#### REQUISITI DEL COMPITO:
Modifica tutte le voci sostituendo "elements" con "items" senza cambiare nient'altro, e lascia fuori le immagini dalla risposta.

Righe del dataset
####################

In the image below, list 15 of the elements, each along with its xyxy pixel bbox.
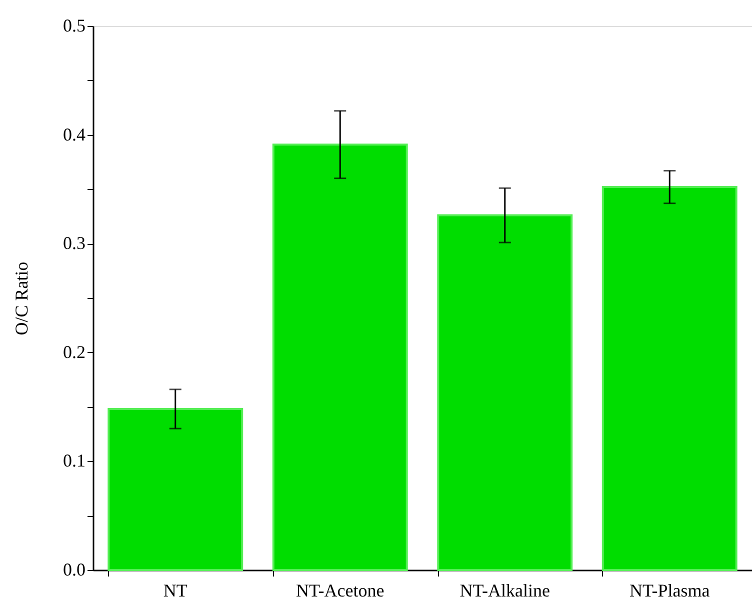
bar (272, 144, 408, 571)
x-tick-label: NT (163, 580, 188, 600)
y-tick-label: 0.4 (63, 124, 86, 144)
y-tick-label: 0.0 (63, 560, 86, 580)
bar (437, 214, 573, 571)
y-axis-title: O/C Ratio (12, 262, 32, 336)
y-tick-label: 0.1 (63, 450, 86, 471)
bar (108, 408, 244, 571)
y-tick-label: 0.5 (63, 16, 86, 36)
bar (602, 186, 738, 571)
x-tick-label: NT-Plasma (629, 580, 710, 600)
x-tick-label: NT-Alkaline (460, 580, 550, 600)
x-tick-label: NT-Acetone (296, 580, 384, 600)
y-tick-label: 0.3 (63, 233, 86, 254)
y-tick-label: 0.2 (63, 342, 86, 362)
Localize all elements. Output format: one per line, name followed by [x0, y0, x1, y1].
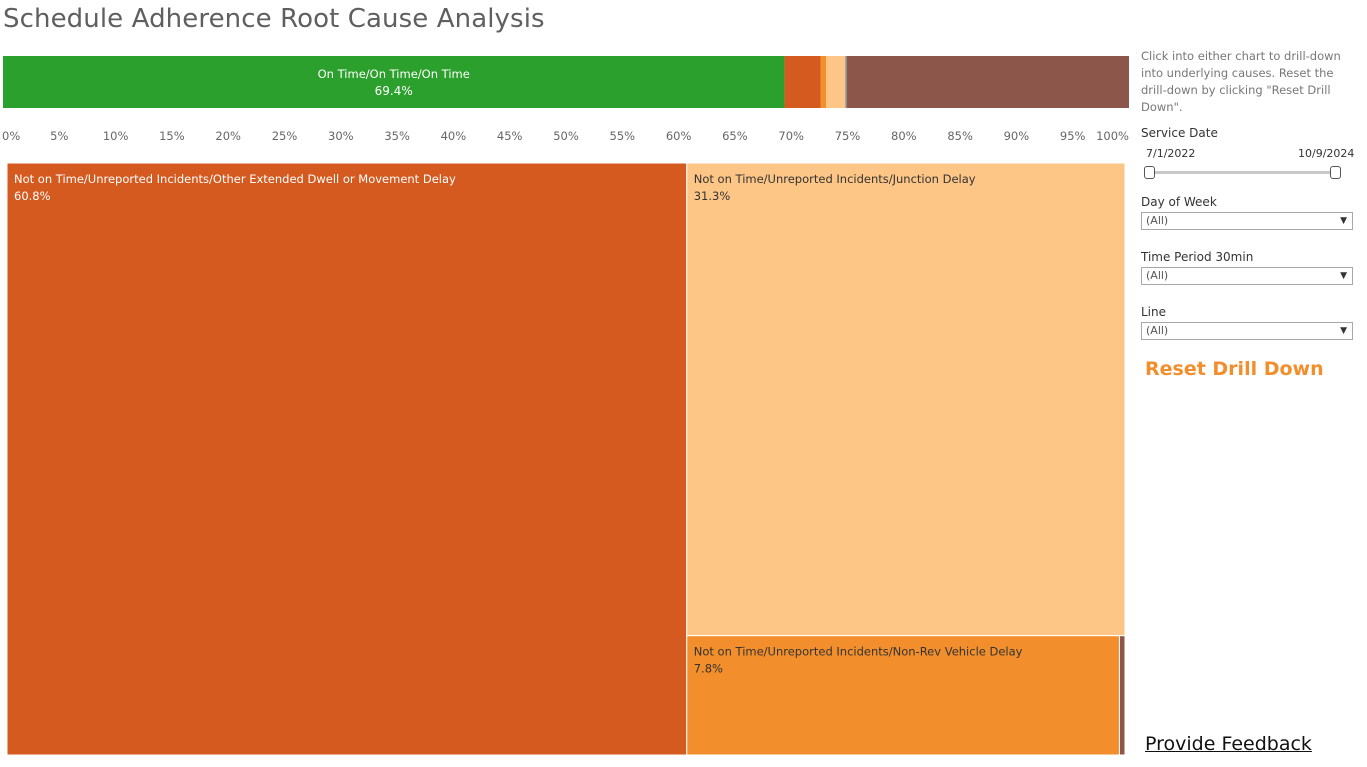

####################

#### RISPOSTA AL COMPITO:
In the image below, list 15 of the items, each along with its xyxy pixel bbox.
bar (272, 144, 408, 571)
x-tick-label: NT (163, 580, 188, 600)
y-tick-label: 0.4 (63, 124, 86, 144)
y-tick-label: 0.0 (63, 560, 86, 580)
bar (437, 214, 573, 571)
y-axis-title: O/C Ratio (12, 262, 32, 336)
y-tick-label: 0.1 (63, 450, 86, 471)
bar (108, 408, 244, 571)
y-tick-label: 0.5 (63, 16, 86, 36)
bar (602, 186, 738, 571)
x-tick-label: NT-Plasma (629, 580, 710, 600)
x-tick-label: NT-Alkaline (460, 580, 550, 600)
x-tick-label: NT-Acetone (296, 580, 384, 600)
y-tick-label: 0.3 (63, 233, 86, 254)
y-tick-label: 0.2 (63, 342, 86, 362)
Localize all items. Output format: one per line, name followed by [x0, y0, x1, y1].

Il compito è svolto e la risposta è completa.